Prompt:
Tally every line of the listing below that holds "panel", then give the tally alone.

Material provided:

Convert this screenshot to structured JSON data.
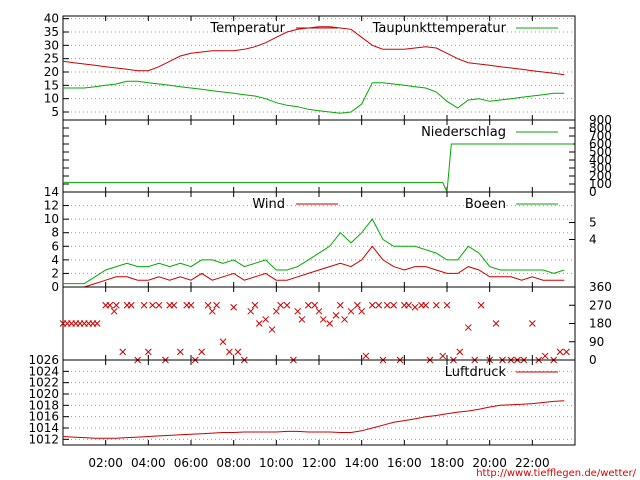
{
  "footer": {
    "credit": "http://www.tiefflegen.de/wetter/"
  },
  "colors": {
    "red": "#cc0000",
    "green": "#00aa00",
    "grid": "#999999"
  },
  "chart_data": [
    {
      "type": "line",
      "panel": "temperature",
      "ylim": [
        2,
        41
      ],
      "yticks": [
        "5",
        "10",
        "15",
        "20",
        "25",
        "30",
        "35",
        "40"
      ],
      "ytick_values": [
        5,
        10,
        15,
        20,
        25,
        30,
        35,
        40
      ],
      "legend_placement": "top-right",
      "grid": true,
      "series": [
        {
          "name": "Temperatur",
          "color": "red",
          "x": [
            0,
            0.5,
            1,
            1.5,
            2,
            2.5,
            3,
            3.5,
            4,
            4.5,
            5,
            5.5,
            6,
            6.5,
            7,
            7.5,
            8,
            8.5,
            9,
            9.5,
            10,
            10.5,
            11,
            11.5,
            12,
            12.5,
            13,
            13.5,
            14,
            14.5,
            15,
            15.5,
            16,
            16.5,
            17,
            17.5,
            18,
            18.5,
            19,
            19.5,
            20,
            20.5,
            21,
            21.5,
            22,
            22.5,
            23,
            23.5
          ],
          "values": [
            24,
            23.5,
            23,
            22.5,
            22,
            21.5,
            21,
            20.5,
            20.5,
            22,
            24,
            26,
            27,
            27.5,
            28,
            28,
            28,
            28.5,
            29.5,
            31,
            33,
            35,
            36,
            36.5,
            37,
            37,
            36.5,
            36,
            33,
            30,
            28.5,
            28.5,
            28.5,
            29,
            29.5,
            29,
            27,
            25,
            23.5,
            23,
            22.5,
            22,
            21.5,
            21,
            20.5,
            20,
            19.5,
            19
          ]
        },
        {
          "name": "Taupunkttemperatur",
          "color": "green",
          "x": [
            0,
            0.5,
            1,
            1.5,
            2,
            2.5,
            3,
            3.5,
            4,
            4.5,
            5,
            5.5,
            6,
            6.5,
            7,
            7.5,
            8,
            8.5,
            9,
            9.5,
            10,
            10.5,
            11,
            11.5,
            12,
            12.5,
            13,
            13.5,
            14,
            14.5,
            15,
            15.5,
            16,
            16.5,
            17,
            17.5,
            18,
            18.5,
            19,
            19.5,
            20,
            20.5,
            21,
            21.5,
            22,
            22.5,
            23,
            23.5
          ],
          "values": [
            14,
            14,
            14,
            14.5,
            15,
            15.5,
            16.5,
            16.5,
            16,
            15.5,
            15,
            14.5,
            14,
            13.5,
            13,
            12.5,
            12,
            11.5,
            11,
            10,
            8.5,
            7.5,
            7,
            6,
            5.5,
            5,
            4.5,
            5,
            8,
            16,
            16,
            15.5,
            15,
            14.5,
            14,
            12.5,
            9,
            6.5,
            9.5,
            10,
            9,
            9.5,
            10,
            10.5,
            11,
            11.5,
            12,
            12
          ]
        }
      ]
    },
    {
      "type": "line",
      "panel": "precipitation",
      "ylim": [
        0,
        900
      ],
      "yticks": [
        "0",
        "100",
        "200",
        "300",
        "400",
        "500",
        "600",
        "700",
        "800",
        "900"
      ],
      "ytick_values": [
        0,
        100,
        200,
        300,
        400,
        500,
        600,
        700,
        800,
        900
      ],
      "legend_placement": "top-right",
      "series": [
        {
          "name": "Niederschlag",
          "color": "green",
          "x": [
            0,
            17.8,
            18.0,
            18.2,
            23.9
          ],
          "values": [
            120,
            120,
            0,
            600,
            600
          ]
        }
      ]
    },
    {
      "type": "line",
      "panel": "wind",
      "ylim": [
        0,
        14
      ],
      "yticks": [
        "0",
        "2",
        "4",
        "6",
        "8",
        "10",
        "12",
        "14"
      ],
      "ytick_values": [
        0,
        2,
        4,
        6,
        8,
        10,
        12,
        14
      ],
      "yticks_right": [
        "4",
        "5"
      ],
      "yticks_right_values": [
        7,
        9.5
      ],
      "legend_placement": "top-right",
      "grid": true,
      "series": [
        {
          "name": "Wind",
          "color": "red",
          "x": [
            0,
            0.5,
            1,
            1.5,
            2,
            2.5,
            3,
            3.5,
            4,
            4.5,
            5,
            5.5,
            6,
            6.5,
            7,
            7.5,
            8,
            8.5,
            9,
            9.5,
            10,
            10.5,
            11,
            11.5,
            12,
            12.5,
            13,
            13.5,
            14,
            14.5,
            15,
            15.5,
            16,
            16.5,
            17,
            17.5,
            18,
            18.5,
            19,
            19.5,
            20,
            20.5,
            21,
            21.5,
            22,
            22.5,
            23,
            23.5
          ],
          "values": [
            0,
            0,
            0,
            0.5,
            1,
            1.5,
            1.5,
            1,
            1,
            1.5,
            1,
            1.5,
            1,
            2,
            1,
            1.5,
            2,
            1,
            1.5,
            2,
            1,
            1,
            1.5,
            2,
            2.5,
            3,
            3.5,
            3,
            4,
            6,
            4,
            3,
            2.5,
            3,
            3,
            2.5,
            2,
            2,
            3,
            2.5,
            1.5,
            1.5,
            1.5,
            1,
            1.5,
            1,
            1,
            1
          ]
        },
        {
          "name": "Boeen",
          "color": "green",
          "x": [
            0,
            0.5,
            1,
            1.5,
            2,
            2.5,
            3,
            3.5,
            4,
            4.5,
            5,
            5.5,
            6,
            6.5,
            7,
            7.5,
            8,
            8.5,
            9,
            9.5,
            10,
            10.5,
            11,
            11.5,
            12,
            12.5,
            13,
            13.5,
            14,
            14.5,
            15,
            15.5,
            16,
            16.5,
            17,
            17.5,
            18,
            18.5,
            19,
            19.5,
            20,
            20.5,
            21,
            21.5,
            22,
            22.5,
            23,
            23.5
          ],
          "values": [
            0.5,
            0.5,
            0.5,
            1.5,
            2.5,
            3,
            3.5,
            3,
            3,
            3.5,
            3,
            3.5,
            3,
            4,
            4,
            3.5,
            4,
            3,
            3.5,
            4,
            2.5,
            2.5,
            3,
            4,
            5,
            6,
            8,
            6.5,
            8,
            10,
            7,
            6,
            6,
            6,
            5.5,
            5,
            4,
            4,
            6,
            5,
            3,
            2.5,
            2.5,
            2.5,
            2.5,
            2.5,
            2,
            2.5
          ]
        }
      ]
    },
    {
      "type": "scatter",
      "panel": "wind_direction",
      "ylim": [
        0,
        360
      ],
      "yticks_right": [
        "0",
        "90",
        "180",
        "270",
        "360"
      ],
      "yticks_right_values": [
        0,
        90,
        180,
        270,
        360
      ],
      "series": [
        {
          "name": "",
          "color": "red",
          "marker": "x",
          "x": [
            0,
            0.2,
            0.4,
            0.6,
            0.8,
            1.0,
            1.2,
            1.4,
            1.6,
            2.0,
            2.2,
            2.4,
            2.5,
            2.8,
            3.0,
            3.2,
            3.5,
            3.8,
            4.0,
            4.2,
            4.5,
            4.8,
            5.0,
            5.2,
            5.5,
            5.8,
            6.0,
            6.2,
            6.5,
            6.8,
            7.0,
            7.2,
            7.5,
            7.8,
            8.0,
            8.2,
            8.5,
            8.8,
            9.0,
            9.2,
            9.5,
            9.8,
            10.0,
            10.2,
            10.5,
            10.8,
            11.0,
            11.2,
            11.5,
            11.8,
            12.0,
            12.2,
            12.5,
            12.8,
            13.0,
            13.2,
            13.5,
            13.8,
            14.0,
            14.2,
            14.5,
            14.8,
            15.0,
            15.2,
            15.5,
            15.8,
            16.0,
            16.2,
            16.5,
            16.8,
            17.0,
            17.2,
            17.5,
            17.8,
            18.0,
            18.3,
            18.6,
            19.0,
            19.3,
            19.6,
            20.0,
            20.3,
            20.6,
            21.0,
            21.3,
            21.6,
            22.0,
            22.3,
            22.6,
            23.0,
            23.3,
            23.6
          ],
          "values": [
            180,
            180,
            180,
            180,
            180,
            180,
            180,
            180,
            180,
            270,
            270,
            240,
            270,
            40,
            270,
            270,
            0,
            270,
            40,
            270,
            270,
            0,
            270,
            270,
            40,
            270,
            270,
            0,
            40,
            270,
            240,
            270,
            90,
            40,
            260,
            40,
            0,
            240,
            270,
            180,
            200,
            150,
            240,
            270,
            270,
            0,
            240,
            200,
            270,
            270,
            240,
            200,
            180,
            220,
            270,
            200,
            240,
            270,
            240,
            20,
            270,
            270,
            0,
            270,
            270,
            0,
            270,
            270,
            260,
            270,
            270,
            0,
            270,
            20,
            270,
            0,
            40,
            160,
            0,
            270,
            0,
            180,
            0,
            0,
            0,
            0,
            180,
            0,
            20,
            0,
            40,
            40
          ]
        }
      ]
    },
    {
      "type": "line",
      "panel": "pressure",
      "ylim": [
        1011,
        1026
      ],
      "yticks": [
        "1012",
        "1014",
        "1016",
        "1018",
        "1020",
        "1022",
        "1024",
        "1026"
      ],
      "ytick_values": [
        1012,
        1014,
        1016,
        1018,
        1020,
        1022,
        1024,
        1026
      ],
      "legend_placement": "top-right",
      "grid": true,
      "series": [
        {
          "name": "Luftdruck",
          "color": "red",
          "x": [
            0,
            0.5,
            1,
            1.5,
            2,
            2.5,
            3,
            3.5,
            4,
            4.5,
            5,
            5.5,
            6,
            6.5,
            7,
            7.5,
            8,
            8.5,
            9,
            9.5,
            10,
            10.5,
            11,
            11.5,
            12,
            12.5,
            13,
            13.5,
            14,
            14.5,
            15,
            15.5,
            16,
            16.5,
            17,
            17.5,
            18,
            18.5,
            19,
            19.5,
            20,
            20.5,
            21,
            21.5,
            22,
            22.5,
            23,
            23.5
          ],
          "values": [
            1012.5,
            1012.4,
            1012.3,
            1012.2,
            1012.2,
            1012.2,
            1012.3,
            1012.4,
            1012.5,
            1012.6,
            1012.7,
            1012.8,
            1012.9,
            1013,
            1013.1,
            1013.2,
            1013.2,
            1013.3,
            1013.3,
            1013.3,
            1013.3,
            1013.4,
            1013.4,
            1013.3,
            1013.3,
            1013.3,
            1013.2,
            1013.2,
            1013.5,
            1014,
            1014.5,
            1015,
            1015.3,
            1015.6,
            1016,
            1016.2,
            1016.5,
            1016.8,
            1017,
            1017.3,
            1017.7,
            1018,
            1018.1,
            1018.2,
            1018.3,
            1018.5,
            1018.7,
            1018.8
          ]
        }
      ]
    }
  ],
  "xaxis": {
    "tick_labels": [
      "02:00",
      "04:00",
      "06:00",
      "08:00",
      "10:00",
      "12:00",
      "14:00",
      "16:00",
      "18:00",
      "20:00",
      "22:00"
    ],
    "tick_values": [
      2,
      4,
      6,
      8,
      10,
      12,
      14,
      16,
      18,
      20,
      22
    ],
    "range": [
      0,
      24
    ]
  }
}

Answer in full:
5